- [ЗАДАНИЕ] Какая дневная норма установлена для сборки водопроводных вентилей в отрывке о жизни в колонии?

- [ИСХОДНЫЙ ОТРЫВОК]
- - -

А так, скажу еще раз, народ здесь читающий, причем — болтливо читающий. Зэки живо обсуждают все услышанное, прочитанное и с еще большим удовольствием это услышанное и прочитанное перевирают. Все-таки психология людей, оказавшихся в колонии, трансформируется очень сильно. Из маленького слушка быстро рождаются слухи. Они, как снежный ком, обрастают новыми подробностями — и понеслось! Поболтать в «зоне» — так это хлебом не корми… Так что для осужденного журналы и газеты — это еще и повод для общения между собой.
В колонии есть небольшая санчасть, коек на 20. Если что-то случилось, скачет давление или прижимает сердце — тут тебе помогут подлечиться. Но если, не дай бог, осужденный заболел серьезно и надолго, ему требуется операция, то его когда в «Столыпине», когда в «автозаке» отправляют в Свердловск. Там есть специальная больница для осужденных, говорят — обычная тюремная больница…
Какие там врачи — не берусь судить.
* * *
Разумеется, «зэки» делают не только креманки. В цехе, где я работаю, на одном участке собирают картофелеочистительные машины, это, пожалуй, куда сложнее, чем креманки; тут много разных операций — кто-то из осужденных собирает конус, кто-то — электродвигатель и т. д. Этажом выше заключенные собирают водопроводный вентиль. Что это такое, я тоже хорошо знаю. Больше года я делал креманки, а потом меня «перекинули» вот на эти самые вентили. Норма 600 штук в день. Это, конечно, попотеть надо, хотя стоит такой вентиль всего около рубля с небольшим. Сейчас мы уже выпускаем не только чугунные, но и латунные вентили — их две модификации. Латунный стоит дороже, но он имеет удобную своеобразную форму.
Спрашивается: если заключенному от всех заработанных денег непосредственно остается только 15–16 рублей, а все остальное — вычеты, то стоит ли ему стараться сделать этих вентилей (то есть зарабатывать) как можно больше? Это сложный вопрос.
Тем не менее, так его ставить неправильно. Во-первых, работать нужно? Нужно. Только труд исправляет человека. Во-вторых, есть группа людей, которая имеет право на относительно лучшие условия содержания. Это — инвалиды. Они тратят в лагерном магазине не 15–16 рублей, как все зэки, а чуть больше — и из заработанных ими в колонии денег, и из тех небольших сумм, которые переводят родственники. В нашей «зоне» инвалиды есть в каждом отряде, а вообще средний возраст осужденных — сужу только по своей колонии — где-то 32–36 лет. Но говорю, конечно, «на глазок», социологические службы у нас по лагерям не работают. И вообще зэки мало кого интересуют. Сидит человек? Ну и хорошо, раз сидит — значит, виноват. Пусть сидит. Туда ему и дорога!

- - -

- [СВЕДЕНИЯ]
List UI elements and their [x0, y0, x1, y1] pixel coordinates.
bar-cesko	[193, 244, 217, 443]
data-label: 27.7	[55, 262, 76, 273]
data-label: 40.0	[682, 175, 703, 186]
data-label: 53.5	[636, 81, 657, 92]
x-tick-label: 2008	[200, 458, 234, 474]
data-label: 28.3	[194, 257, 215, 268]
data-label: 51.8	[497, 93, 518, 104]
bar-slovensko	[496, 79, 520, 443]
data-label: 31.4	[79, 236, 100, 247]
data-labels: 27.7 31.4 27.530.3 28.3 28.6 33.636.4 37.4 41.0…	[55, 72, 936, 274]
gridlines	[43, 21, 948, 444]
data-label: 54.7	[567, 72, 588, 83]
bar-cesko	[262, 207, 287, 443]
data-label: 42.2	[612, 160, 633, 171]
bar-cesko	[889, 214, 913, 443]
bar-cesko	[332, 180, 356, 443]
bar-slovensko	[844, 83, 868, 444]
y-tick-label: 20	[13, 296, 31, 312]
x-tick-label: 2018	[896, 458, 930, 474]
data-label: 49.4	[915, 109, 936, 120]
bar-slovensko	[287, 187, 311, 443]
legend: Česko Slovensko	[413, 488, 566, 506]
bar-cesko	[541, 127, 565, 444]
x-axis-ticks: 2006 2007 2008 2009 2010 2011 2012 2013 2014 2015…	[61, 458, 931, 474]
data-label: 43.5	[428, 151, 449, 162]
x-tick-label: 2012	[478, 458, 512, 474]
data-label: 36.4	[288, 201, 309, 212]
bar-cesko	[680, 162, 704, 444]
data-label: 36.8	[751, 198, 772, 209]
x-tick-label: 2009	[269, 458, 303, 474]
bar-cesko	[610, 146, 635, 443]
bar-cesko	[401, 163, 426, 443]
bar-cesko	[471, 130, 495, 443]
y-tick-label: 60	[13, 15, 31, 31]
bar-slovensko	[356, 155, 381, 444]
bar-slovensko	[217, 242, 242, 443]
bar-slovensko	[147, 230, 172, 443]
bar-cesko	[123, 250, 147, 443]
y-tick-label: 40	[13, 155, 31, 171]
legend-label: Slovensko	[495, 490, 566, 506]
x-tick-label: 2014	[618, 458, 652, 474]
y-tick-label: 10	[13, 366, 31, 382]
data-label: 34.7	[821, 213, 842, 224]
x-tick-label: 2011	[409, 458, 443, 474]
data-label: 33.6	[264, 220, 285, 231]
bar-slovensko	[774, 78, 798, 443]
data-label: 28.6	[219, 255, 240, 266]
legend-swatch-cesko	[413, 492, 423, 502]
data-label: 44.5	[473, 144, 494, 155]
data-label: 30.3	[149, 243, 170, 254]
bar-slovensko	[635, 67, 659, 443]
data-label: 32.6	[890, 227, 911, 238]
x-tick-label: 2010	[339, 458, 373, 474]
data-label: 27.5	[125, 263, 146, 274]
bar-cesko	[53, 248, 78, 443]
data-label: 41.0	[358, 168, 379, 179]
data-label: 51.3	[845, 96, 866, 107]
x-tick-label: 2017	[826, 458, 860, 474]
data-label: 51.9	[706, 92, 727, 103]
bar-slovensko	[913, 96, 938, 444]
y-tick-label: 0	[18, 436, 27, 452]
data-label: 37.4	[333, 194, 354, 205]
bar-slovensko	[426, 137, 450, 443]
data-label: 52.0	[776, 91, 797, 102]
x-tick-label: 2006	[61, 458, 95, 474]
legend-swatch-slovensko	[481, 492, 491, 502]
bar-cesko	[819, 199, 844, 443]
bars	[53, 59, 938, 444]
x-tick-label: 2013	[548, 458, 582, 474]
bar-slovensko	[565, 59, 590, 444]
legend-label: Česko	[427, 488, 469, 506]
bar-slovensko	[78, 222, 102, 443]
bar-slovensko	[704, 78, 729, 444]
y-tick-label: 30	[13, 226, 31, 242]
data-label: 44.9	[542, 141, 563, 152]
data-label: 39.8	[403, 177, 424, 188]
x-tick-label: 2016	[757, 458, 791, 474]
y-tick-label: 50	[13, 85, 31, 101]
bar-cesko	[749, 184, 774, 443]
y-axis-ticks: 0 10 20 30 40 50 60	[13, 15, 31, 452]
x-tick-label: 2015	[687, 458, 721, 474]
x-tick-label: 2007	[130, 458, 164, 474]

- - -

- [ПОЛЕ ОТВЕТА] 600 штук в день.